▶ [What the task asks] Identify each line below that contains the word "Server", and copy it out.
<<<<
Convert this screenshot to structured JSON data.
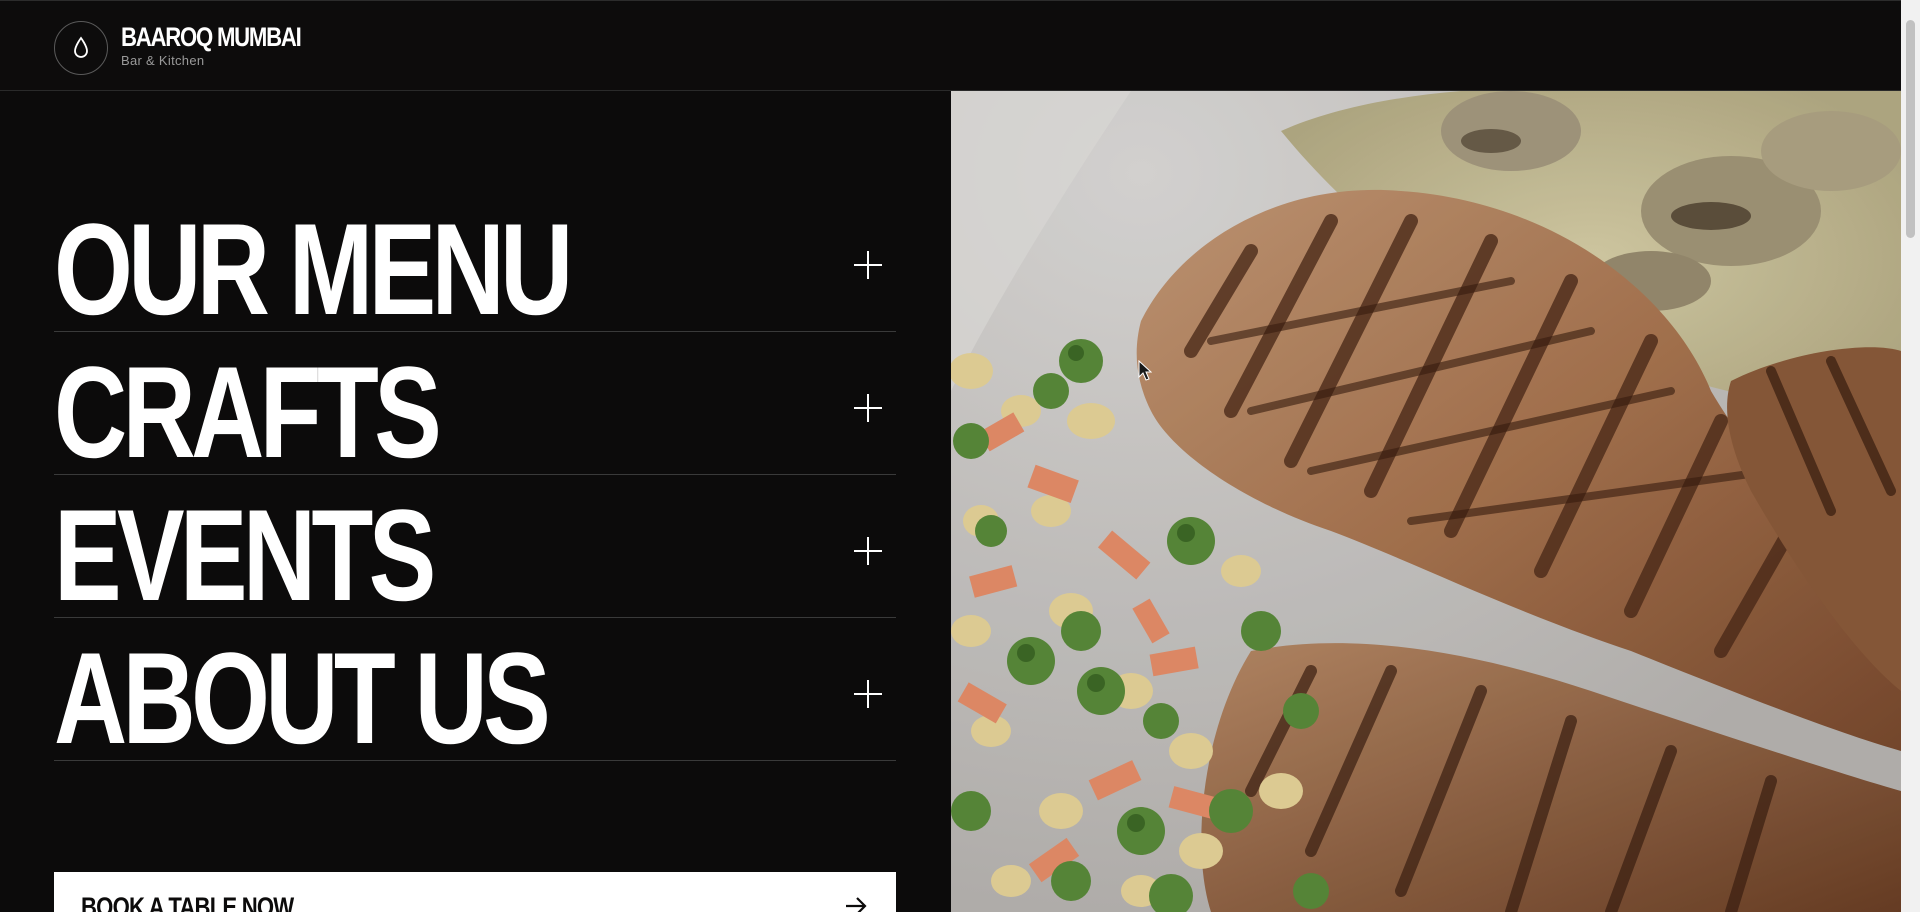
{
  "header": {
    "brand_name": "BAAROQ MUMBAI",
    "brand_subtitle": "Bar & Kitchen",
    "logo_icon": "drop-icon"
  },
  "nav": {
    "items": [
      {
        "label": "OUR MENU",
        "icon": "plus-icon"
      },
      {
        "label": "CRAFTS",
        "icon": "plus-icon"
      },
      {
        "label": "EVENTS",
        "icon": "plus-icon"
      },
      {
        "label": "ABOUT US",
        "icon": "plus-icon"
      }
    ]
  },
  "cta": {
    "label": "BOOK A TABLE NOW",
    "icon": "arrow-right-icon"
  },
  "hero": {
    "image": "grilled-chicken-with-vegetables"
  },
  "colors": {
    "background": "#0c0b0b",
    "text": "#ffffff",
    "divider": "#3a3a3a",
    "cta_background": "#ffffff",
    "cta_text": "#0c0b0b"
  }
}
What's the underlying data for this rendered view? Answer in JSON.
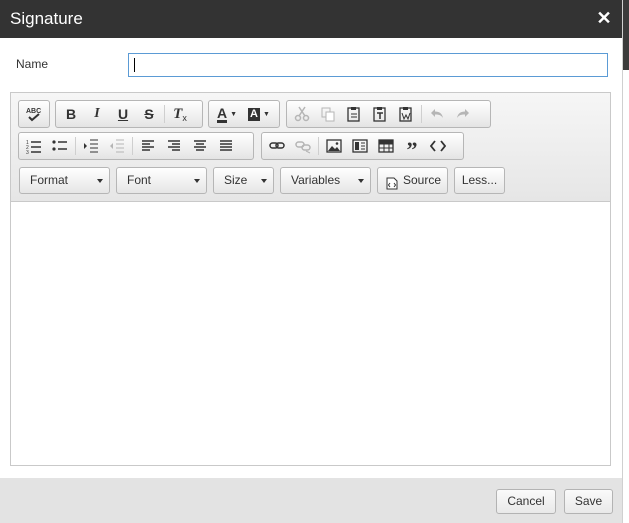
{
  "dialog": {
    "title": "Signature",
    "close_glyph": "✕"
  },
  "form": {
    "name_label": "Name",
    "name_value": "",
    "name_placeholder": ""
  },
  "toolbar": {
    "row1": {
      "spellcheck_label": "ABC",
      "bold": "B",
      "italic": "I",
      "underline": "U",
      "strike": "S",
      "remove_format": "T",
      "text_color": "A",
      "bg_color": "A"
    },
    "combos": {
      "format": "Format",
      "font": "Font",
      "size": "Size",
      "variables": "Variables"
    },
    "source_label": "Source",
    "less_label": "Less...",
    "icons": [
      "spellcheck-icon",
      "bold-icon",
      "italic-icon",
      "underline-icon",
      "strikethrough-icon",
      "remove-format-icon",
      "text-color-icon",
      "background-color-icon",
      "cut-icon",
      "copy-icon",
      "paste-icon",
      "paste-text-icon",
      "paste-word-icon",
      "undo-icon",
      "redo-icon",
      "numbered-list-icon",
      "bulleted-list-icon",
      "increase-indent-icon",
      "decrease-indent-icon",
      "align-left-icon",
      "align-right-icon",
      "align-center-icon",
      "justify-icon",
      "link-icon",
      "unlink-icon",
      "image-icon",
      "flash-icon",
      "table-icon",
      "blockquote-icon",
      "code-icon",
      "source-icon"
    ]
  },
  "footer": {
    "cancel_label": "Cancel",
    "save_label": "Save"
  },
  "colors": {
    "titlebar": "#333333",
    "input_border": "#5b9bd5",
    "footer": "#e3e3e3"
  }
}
>>>>
<<<<
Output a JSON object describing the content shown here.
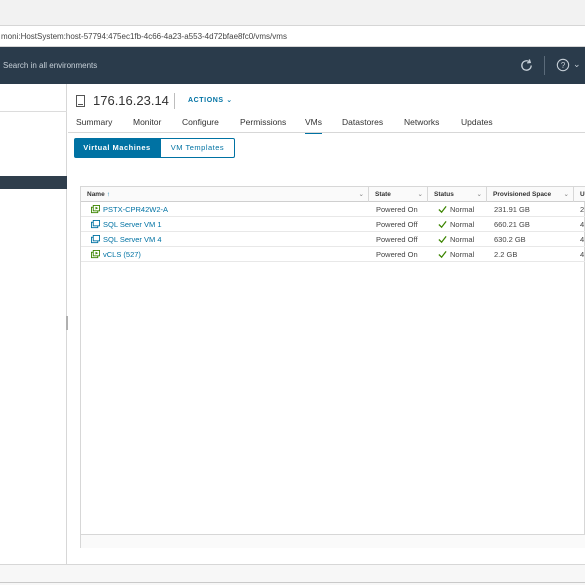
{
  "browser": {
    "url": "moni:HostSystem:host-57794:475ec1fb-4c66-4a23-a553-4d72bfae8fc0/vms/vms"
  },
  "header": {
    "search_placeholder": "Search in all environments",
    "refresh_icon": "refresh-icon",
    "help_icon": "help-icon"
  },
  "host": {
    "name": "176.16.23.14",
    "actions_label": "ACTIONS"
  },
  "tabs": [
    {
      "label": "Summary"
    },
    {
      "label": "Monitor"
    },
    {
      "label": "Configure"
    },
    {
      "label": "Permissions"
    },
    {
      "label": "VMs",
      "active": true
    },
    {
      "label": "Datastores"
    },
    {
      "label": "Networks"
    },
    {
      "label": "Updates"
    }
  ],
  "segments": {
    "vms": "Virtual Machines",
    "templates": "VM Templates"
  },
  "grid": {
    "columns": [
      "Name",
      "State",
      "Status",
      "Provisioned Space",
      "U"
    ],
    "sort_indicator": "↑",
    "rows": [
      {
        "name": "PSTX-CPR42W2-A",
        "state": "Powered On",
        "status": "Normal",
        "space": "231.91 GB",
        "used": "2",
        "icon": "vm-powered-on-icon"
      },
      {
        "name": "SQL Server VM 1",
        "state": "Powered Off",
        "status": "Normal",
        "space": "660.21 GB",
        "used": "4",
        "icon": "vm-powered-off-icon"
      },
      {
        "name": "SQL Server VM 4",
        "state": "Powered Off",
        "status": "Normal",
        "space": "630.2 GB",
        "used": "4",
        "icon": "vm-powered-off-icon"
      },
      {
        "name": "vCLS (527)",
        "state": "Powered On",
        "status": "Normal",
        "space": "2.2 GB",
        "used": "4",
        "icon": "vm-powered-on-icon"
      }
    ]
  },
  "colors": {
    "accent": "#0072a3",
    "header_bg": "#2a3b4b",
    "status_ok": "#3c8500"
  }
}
>>>>
▶ [Result]
        "name": "SQL Server VM 1",
        "name": "SQL Server VM 4",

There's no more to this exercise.